*Source data*
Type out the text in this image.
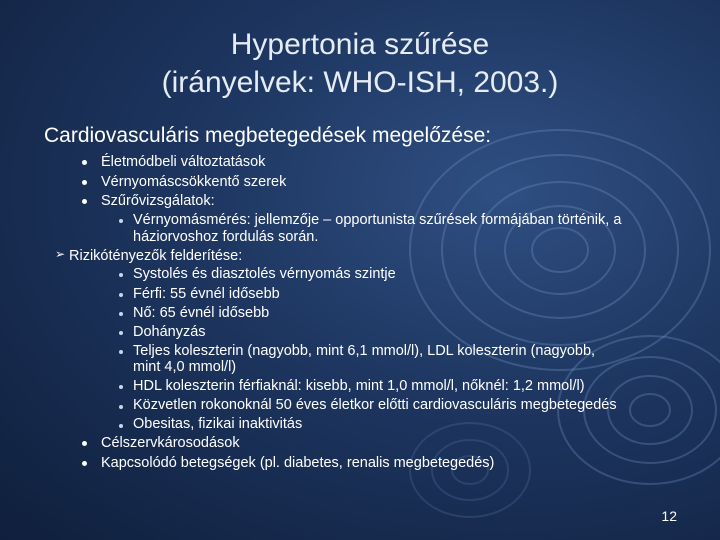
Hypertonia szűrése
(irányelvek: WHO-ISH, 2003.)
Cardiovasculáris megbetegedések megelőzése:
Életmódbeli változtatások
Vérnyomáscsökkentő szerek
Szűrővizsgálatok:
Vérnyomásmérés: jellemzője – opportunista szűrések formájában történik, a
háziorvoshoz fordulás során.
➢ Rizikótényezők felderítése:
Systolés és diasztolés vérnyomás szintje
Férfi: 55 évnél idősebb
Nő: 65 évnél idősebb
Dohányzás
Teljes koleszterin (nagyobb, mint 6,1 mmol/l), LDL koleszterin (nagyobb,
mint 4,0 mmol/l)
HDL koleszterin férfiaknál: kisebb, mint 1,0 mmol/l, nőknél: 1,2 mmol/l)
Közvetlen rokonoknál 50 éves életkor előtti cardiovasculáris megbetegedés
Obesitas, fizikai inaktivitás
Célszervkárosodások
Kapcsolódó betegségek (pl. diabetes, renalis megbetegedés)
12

*Task objective*
Write out all the entries again, word for word, and print no images.

*Expected output*
Type out the text in this image.
Hypertonia szűrése
(irányelvek: WHO-ISH, 2003.)
Cardiovasculáris megbetegedések megelőzése:
Életmódbeli változtatások
Vérnyomáscsökkentő szerek
Szűrővizsgálatok:
Vérnyomásmérés: jellemzője – opportunista szűrések formájában történik, a
háziorvoshoz fordulás során.
➢ Rizikótényezők felderítése:
Systolés és diasztolés vérnyomás szintje
Férfi: 55 évnél idősebb
Nő: 65 évnél idősebb
Dohányzás
Teljes koleszterin (nagyobb, mint 6,1 mmol/l), LDL koleszterin (nagyobb,
mint 4,0 mmol/l)
HDL koleszterin férfiaknál: kisebb, mint 1,0 mmol/l, nőknél: 1,2 mmol/l)
Közvetlen rokonoknál 50 éves életkor előtti cardiovasculáris megbetegedés
Obesitas, fizikai inaktivitás
Célszervkárosodások
Kapcsolódó betegségek (pl. diabetes, renalis megbetegedés)
12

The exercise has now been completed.